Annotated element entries
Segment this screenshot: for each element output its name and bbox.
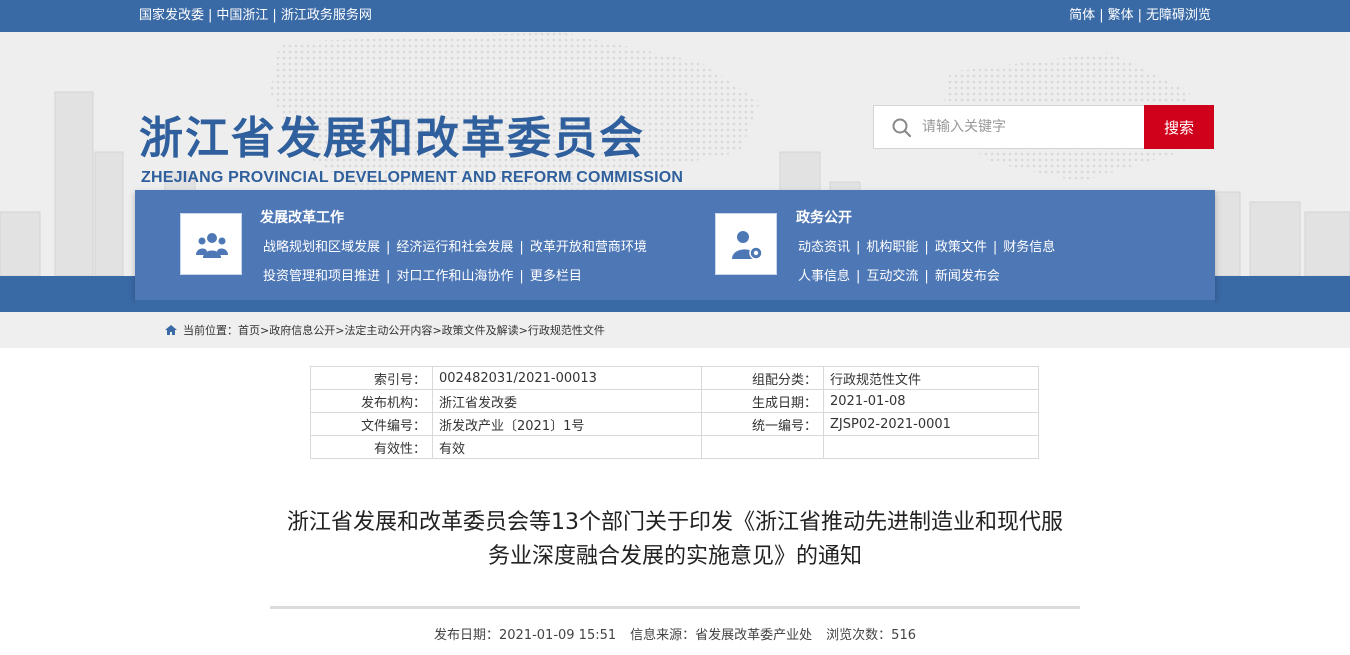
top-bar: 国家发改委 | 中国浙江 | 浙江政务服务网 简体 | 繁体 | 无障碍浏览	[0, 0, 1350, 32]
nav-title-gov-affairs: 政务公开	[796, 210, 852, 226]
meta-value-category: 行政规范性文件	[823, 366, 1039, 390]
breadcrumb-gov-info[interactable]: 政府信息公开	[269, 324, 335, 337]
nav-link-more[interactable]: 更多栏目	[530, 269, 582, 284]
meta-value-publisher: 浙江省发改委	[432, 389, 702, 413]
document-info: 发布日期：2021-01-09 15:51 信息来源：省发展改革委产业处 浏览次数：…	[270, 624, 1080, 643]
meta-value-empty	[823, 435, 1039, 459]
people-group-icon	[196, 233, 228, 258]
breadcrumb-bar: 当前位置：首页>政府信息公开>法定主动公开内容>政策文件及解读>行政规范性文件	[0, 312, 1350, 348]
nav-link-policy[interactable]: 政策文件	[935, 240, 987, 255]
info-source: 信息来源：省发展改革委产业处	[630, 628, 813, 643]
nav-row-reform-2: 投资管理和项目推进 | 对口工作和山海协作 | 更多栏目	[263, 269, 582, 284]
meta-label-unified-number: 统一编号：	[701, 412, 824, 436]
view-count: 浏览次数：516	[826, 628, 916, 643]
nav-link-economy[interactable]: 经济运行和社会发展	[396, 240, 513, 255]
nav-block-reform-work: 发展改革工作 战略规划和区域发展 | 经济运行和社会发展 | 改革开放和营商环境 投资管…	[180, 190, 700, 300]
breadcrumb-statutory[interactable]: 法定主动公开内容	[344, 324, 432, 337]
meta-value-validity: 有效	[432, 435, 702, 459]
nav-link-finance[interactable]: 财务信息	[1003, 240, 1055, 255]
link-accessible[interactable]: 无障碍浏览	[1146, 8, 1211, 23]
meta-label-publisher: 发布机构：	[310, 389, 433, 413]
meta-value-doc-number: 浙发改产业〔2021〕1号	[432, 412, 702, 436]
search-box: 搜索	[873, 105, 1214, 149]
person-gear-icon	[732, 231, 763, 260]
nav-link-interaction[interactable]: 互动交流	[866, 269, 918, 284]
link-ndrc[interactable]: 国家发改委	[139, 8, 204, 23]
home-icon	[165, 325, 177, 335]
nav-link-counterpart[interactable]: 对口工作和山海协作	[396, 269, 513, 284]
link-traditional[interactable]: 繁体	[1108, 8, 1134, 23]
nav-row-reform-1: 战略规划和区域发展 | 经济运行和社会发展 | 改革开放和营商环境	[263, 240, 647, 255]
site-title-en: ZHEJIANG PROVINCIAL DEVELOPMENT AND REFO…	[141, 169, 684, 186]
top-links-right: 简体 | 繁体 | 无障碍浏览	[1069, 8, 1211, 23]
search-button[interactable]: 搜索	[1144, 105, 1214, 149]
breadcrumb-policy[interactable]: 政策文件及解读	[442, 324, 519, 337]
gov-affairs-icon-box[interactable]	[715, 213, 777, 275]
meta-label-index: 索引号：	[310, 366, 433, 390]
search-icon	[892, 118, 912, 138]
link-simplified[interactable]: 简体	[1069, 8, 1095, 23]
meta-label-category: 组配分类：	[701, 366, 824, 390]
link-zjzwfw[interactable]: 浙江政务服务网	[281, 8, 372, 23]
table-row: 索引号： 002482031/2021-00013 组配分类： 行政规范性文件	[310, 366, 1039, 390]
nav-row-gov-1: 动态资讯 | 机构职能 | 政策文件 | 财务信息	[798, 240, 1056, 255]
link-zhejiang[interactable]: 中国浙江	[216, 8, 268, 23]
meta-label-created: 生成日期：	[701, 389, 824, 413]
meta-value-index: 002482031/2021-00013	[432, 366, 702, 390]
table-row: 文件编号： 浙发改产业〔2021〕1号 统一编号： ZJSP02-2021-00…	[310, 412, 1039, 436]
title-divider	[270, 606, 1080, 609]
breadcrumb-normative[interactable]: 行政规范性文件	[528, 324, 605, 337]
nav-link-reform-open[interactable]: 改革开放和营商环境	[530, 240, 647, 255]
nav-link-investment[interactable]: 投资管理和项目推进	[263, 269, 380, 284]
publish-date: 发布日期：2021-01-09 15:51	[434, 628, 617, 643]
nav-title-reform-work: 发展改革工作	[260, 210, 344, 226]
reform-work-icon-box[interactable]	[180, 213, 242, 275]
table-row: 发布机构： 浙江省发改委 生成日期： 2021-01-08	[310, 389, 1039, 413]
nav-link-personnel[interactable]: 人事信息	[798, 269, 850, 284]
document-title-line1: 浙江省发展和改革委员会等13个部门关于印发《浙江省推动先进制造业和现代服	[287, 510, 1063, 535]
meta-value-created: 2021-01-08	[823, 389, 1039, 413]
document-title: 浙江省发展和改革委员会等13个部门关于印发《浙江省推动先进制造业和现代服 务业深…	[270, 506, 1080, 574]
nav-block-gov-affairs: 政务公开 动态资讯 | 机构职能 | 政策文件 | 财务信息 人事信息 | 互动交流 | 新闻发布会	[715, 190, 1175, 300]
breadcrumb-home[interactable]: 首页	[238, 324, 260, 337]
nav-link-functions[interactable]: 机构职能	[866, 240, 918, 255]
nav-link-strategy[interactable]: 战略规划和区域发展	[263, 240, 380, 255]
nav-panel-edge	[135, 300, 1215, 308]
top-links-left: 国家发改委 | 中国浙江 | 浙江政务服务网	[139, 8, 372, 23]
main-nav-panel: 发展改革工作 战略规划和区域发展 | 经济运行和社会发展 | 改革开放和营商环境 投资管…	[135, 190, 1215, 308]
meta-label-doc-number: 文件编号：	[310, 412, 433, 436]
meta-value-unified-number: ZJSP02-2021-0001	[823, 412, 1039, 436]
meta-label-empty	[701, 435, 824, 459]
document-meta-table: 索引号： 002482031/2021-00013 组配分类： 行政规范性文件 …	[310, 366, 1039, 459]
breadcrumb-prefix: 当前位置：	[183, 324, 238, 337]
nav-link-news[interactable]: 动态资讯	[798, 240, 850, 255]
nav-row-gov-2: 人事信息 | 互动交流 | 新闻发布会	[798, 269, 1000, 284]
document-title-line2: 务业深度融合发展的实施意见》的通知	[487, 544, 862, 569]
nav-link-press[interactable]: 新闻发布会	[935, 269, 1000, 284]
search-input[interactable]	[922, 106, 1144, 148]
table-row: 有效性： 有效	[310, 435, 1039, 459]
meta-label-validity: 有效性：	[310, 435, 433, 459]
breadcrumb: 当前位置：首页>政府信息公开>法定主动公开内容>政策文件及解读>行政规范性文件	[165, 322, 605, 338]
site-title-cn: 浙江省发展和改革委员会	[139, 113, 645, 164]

* * *

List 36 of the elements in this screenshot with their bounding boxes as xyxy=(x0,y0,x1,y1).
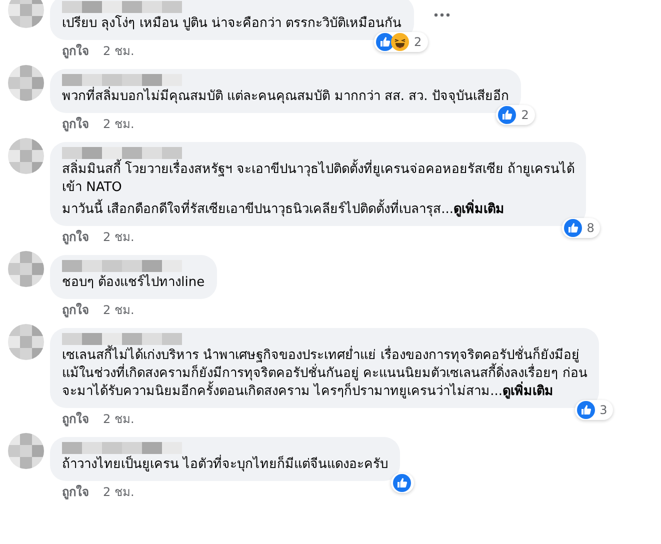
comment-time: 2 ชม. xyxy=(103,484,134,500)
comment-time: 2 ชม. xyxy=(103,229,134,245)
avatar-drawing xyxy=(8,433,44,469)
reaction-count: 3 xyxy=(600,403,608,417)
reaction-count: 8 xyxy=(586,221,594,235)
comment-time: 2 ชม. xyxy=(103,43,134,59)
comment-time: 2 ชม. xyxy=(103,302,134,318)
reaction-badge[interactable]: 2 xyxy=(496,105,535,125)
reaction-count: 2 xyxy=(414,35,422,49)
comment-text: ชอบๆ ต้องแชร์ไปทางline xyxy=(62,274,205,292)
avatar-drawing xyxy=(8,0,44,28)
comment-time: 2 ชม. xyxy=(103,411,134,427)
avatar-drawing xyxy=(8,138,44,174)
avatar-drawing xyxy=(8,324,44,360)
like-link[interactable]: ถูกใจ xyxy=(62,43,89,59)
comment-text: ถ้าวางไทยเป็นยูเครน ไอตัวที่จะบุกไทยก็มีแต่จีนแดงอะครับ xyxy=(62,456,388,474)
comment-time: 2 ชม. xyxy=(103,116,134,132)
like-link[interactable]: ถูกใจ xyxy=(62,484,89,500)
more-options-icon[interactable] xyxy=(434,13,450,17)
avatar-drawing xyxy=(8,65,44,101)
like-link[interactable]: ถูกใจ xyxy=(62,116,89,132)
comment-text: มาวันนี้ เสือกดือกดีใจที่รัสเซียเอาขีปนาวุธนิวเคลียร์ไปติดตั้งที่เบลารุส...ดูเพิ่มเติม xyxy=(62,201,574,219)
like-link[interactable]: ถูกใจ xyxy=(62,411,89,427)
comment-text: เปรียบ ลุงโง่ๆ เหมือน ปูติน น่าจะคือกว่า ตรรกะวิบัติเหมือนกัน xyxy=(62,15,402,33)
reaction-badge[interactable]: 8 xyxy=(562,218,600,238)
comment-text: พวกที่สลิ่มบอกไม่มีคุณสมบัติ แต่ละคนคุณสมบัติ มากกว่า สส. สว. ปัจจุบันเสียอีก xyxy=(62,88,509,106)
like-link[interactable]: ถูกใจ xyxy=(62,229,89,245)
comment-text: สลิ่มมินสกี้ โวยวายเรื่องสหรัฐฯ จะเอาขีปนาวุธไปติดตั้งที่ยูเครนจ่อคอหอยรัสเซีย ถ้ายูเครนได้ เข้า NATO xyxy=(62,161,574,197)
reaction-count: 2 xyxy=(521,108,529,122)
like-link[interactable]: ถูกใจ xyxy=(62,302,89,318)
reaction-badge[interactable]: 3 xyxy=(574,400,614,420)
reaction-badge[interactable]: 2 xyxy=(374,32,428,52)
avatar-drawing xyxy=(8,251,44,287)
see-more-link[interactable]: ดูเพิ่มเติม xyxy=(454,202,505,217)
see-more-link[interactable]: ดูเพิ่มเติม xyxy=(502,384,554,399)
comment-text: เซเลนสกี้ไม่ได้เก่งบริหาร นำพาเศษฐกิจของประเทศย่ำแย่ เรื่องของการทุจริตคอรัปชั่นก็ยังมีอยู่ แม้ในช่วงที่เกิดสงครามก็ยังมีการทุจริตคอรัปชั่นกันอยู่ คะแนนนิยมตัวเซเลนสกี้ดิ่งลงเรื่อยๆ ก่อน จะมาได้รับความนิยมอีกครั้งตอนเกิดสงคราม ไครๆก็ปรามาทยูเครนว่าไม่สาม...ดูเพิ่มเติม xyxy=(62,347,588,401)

To do: Copy out the listing lines from the one holding "comment-time: 2 ชม. xyxy=(103,484,134,500)" through the one holding "like-link[interactable]: ถูกใจ xyxy=(62,411,89,427)", both included, word for word.

Task result:
comment-time: 2 ชม. xyxy=(103,484,134,500)
comment-time: 2 ชม. xyxy=(103,229,134,245)
avatar-drawing xyxy=(8,433,44,469)
reaction-count: 3 xyxy=(600,403,608,417)
reaction-count: 8 xyxy=(586,221,594,235)
comment-time: 2 ชม. xyxy=(103,43,134,59)
comment-time: 2 ชม. xyxy=(103,302,134,318)
reaction-badge[interactable]: 2 xyxy=(496,105,535,125)
reaction-count: 2 xyxy=(414,35,422,49)
comment-text: ชอบๆ ต้องแชร์ไปทางline xyxy=(62,274,205,292)
avatar-drawing xyxy=(8,0,44,28)
comment-time: 2 ชม. xyxy=(103,411,134,427)
avatar-drawing xyxy=(8,138,44,174)
avatar-drawing xyxy=(8,324,44,360)
like-link[interactable]: ถูกใจ xyxy=(62,43,89,59)
comment-text: ถ้าวางไทยเป็นยูเครน ไอตัวที่จะบุกไทยก็มีแต่จีนแดงอะครับ xyxy=(62,456,388,474)
comment-time: 2 ชม. xyxy=(103,116,134,132)
like-link[interactable]: ถูกใจ xyxy=(62,484,89,500)
more-options-icon[interactable] xyxy=(434,13,450,17)
avatar-drawing xyxy=(8,65,44,101)
like-link[interactable]: ถูกใจ xyxy=(62,116,89,132)
comment-text: มาวันนี้ เสือกดือกดีใจที่รัสเซียเอาขีปนาวุธนิวเคลียร์ไปติดตั้งที่เบลารุส...ดูเพิ่มเติม xyxy=(62,201,574,219)
like-link[interactable]: ถูกใจ xyxy=(62,411,89,427)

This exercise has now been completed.